Challenge:
After locating the line that contains "Read this page and output its text content.", quote it and all lines after it through the end of the entries, and nothing more. Pictures stay out.

* * *

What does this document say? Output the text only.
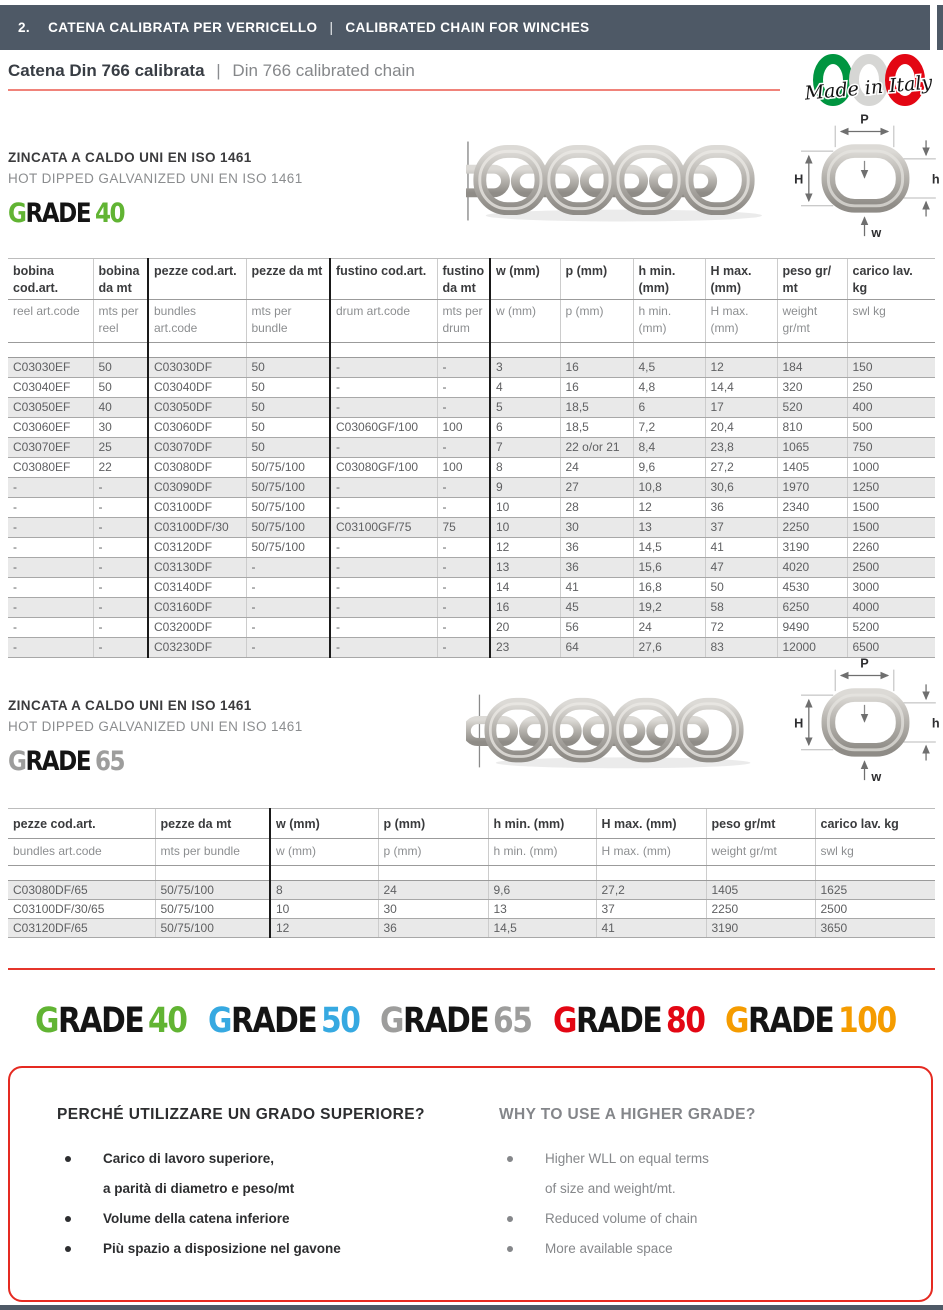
2. CATENA CALIBRATA PER VERRICELLO | CALIBRATED CHAIN FOR WINCHES
Catena Din 766 calibrata | Din 766 calibrated chain
Made in Italy
ZINCATA A CALDO UNI EN ISO 1461
HOT DIPPED GALVANIZED UNI EN ISO 1461
GRADE 40
bobina cod.art.	bobina da mt	pezze cod.art.	pezze da mt	fustino cod.art.	fustino da mt	w (mm)	p (mm)	h min. (mm)	H max. (mm)	peso gr/ mt	carico lav. kg
reel art.code	mts per reel	bundles art.code	mts per bundle	drum art.code	mts per drum	w (mm)	p (mm)	h min. (mm)	H max. (mm)	weight gr/mt	swl kg

C03030EF	50	C03030DF	50	-	-	3	16	4,5	12	184	150
C03040EF	50	C03040DF	50	-	-	4	16	4,8	14,4	320	250
C03050EF	40	C03050DF	50	-	-	5	18,5	6	17	520	400
C03060EF	30	C03060DF	50	C03060GF/100	100	6	18,5	7,2	20,4	810	500
C03070EF	25	C03070DF	50	-	-	7	22 o/or 21	8,4	23,8	1065	750
C03080EF	22	C03080DF	50/75/100	C03080GF/100	100	8	24	9,6	27,2	1405	1000
-	-	C03090DF	50/75/100	-	-	9	27	10,8	30,6	1970	1250
-	-	C03100DF	50/75/100	-	-	10	28	12	36	2340	1500
-	-	C03100DF/30	50/75/100	C03100GF/75	75	10	30	13	37	2250	1500
-	-	C03120DF	50/75/100	-	-	12	36	14,5	41	3190	2260
-	-	C03130DF	-	-	-	13	36	15,6	47	4020	2500
-	-	C03140DF	-	-	-	14	41	16,8	50	4530	3000
-	-	C03160DF	-	-	-	16	45	19,2	58	6250	4000
-	-	C03200DF	-	-	-	20	56	24	72	9490	5200
-	-	C03230DF	-	-	-	23	64	27,6	83	12000	6500
ZINCATA A CALDO UNI EN ISO 1461
HOT DIPPED GALVANIZED UNI EN ISO 1461
GRADE 65
pezze cod.art.	pezze da mt	w (mm)	p (mm)	h min. (mm)	H max. (mm)	peso gr/mt	carico lav. kg
bundles art.code	mts per bundle	w (mm)	p (mm)	h min. (mm)	H max. (mm)	weight gr/mt	swl kg

C03080DF/65	50/75/100	8	24	9,6	27,2	1405	1625
C03100DF/30/65	50/75/100	10	30	13	37	2250	2500
C03120DF/65	50/75/100	12	36	14,5	41	3190	3650
GRADE 40 GRADE 50 GRADE 65 GRADE 80 GRADE 100
PERCHÉ UTILIZZARE UN GRADO SUPERIORE?
Carico di lavoro superiore,
a parità di diametro e peso/mt
Volume della catena inferiore
Più spazio a disposizione nel gavone
WHY TO USE A HIGHER GRADE?
Higher WLL on equal terms
of size and weight/mt.
Reduced volume of chain
More available space
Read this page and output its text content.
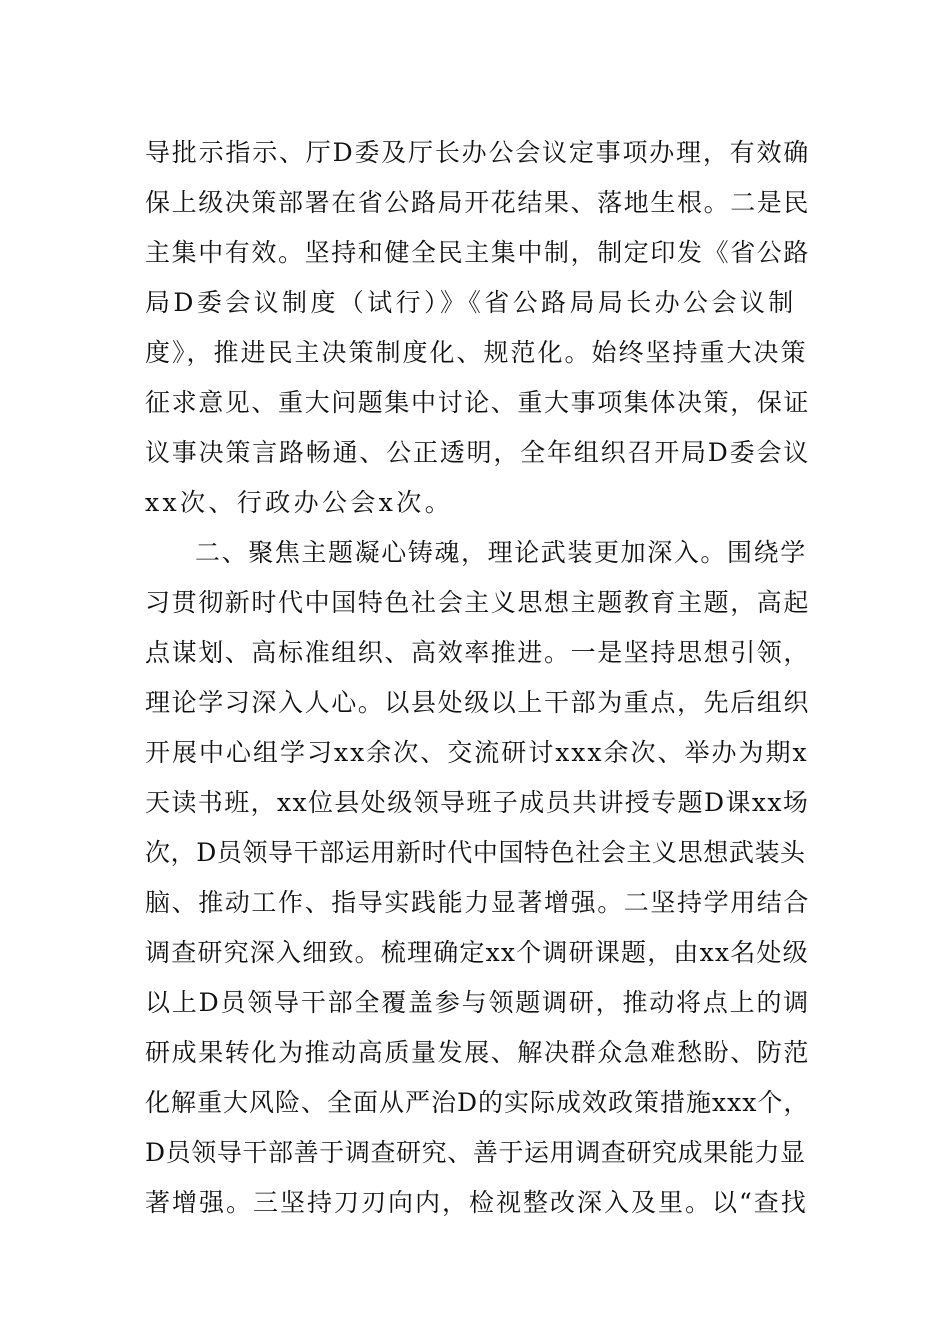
导批示指示、厅D委及厅长办公会议定事项办理，有效确
保上级决策部署在省公路局开花结果、落地生根。二是民
主集中有效。坚持和健全民主集中制，制定印发《省公路
局D委会议制度（试行）》《省公路局局长办公会议制
度》，推进民主决策制度化、规范化。始终坚持重大决策
征求意见、重大问题集中讨论、重大事项集体决策，保证
议事决策言路畅通、公正透明，全年组织召开局D委会议
xx次、行政办公会x次。
二、聚焦主题凝心铸魂，理论武装更加深入。围绕学
习贯彻新时代中国特色社会主义思想主题教育主题，高起
点谋划、高标准组织、高效率推进。一是坚持思想引领，
理论学习深入人心。以县处级以上干部为重点，先后组织
开展中心组学习xx余次、交流研讨xxx余次、举办为期x
天读书班，xx位县处级领导班子成员共讲授专题D课xx场
次，D员领导干部运用新时代中国特色社会主义思想武装头
脑、推动工作、指导实践能力显著增强。二坚持学用结合
调查研究深入细致。梳理确定xx个调研课题，由xx名处级
以上D员领导干部全覆盖参与领题调研，推动将点上的调
研成果转化为推动高质量发展、解决群众急难愁盼、防范
化解重大风险、全面从严治D的实际成效政策措施xxx个，
D员领导干部善于调查研究、善于运用调查研究成果能力显
著增强。三坚持刀刃向内，检视整改深入及里。以“查找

* * *

Finished task:
Read this page and output its text content.
导批示指示、厅D委及厅长办公会议定事项办理，有效确
保上级决策部署在省公路局开花结果、落地生根。二是民
主集中有效。坚持和健全民主集中制，制定印发《省公路
局D委会议制度（试行）》《省公路局局长办公会议制
度》，推进民主决策制度化、规范化。始终坚持重大决策
征求意见、重大问题集中讨论、重大事项集体决策，保证
议事决策言路畅通、公正透明，全年组织召开局D委会议
xx次、行政办公会x次。
二、聚焦主题凝心铸魂，理论武装更加深入。围绕学
习贯彻新时代中国特色社会主义思想主题教育主题，高起
点谋划、高标准组织、高效率推进。一是坚持思想引领，
理论学习深入人心。以县处级以上干部为重点，先后组织
开展中心组学习xx余次、交流研讨xxx余次、举办为期x
天读书班，xx位县处级领导班子成员共讲授专题D课xx场
次，D员领导干部运用新时代中国特色社会主义思想武装头
脑、推动工作、指导实践能力显著增强。二坚持学用结合
调查研究深入细致。梳理确定xx个调研课题，由xx名处级
以上D员领导干部全覆盖参与领题调研，推动将点上的调
研成果转化为推动高质量发展、解决群众急难愁盼、防范
化解重大风险、全面从严治D的实际成效政策措施xxx个，
D员领导干部善于调查研究、善于运用调查研究成果能力显
著增强。三坚持刀刃向内，检视整改深入及里。以“查找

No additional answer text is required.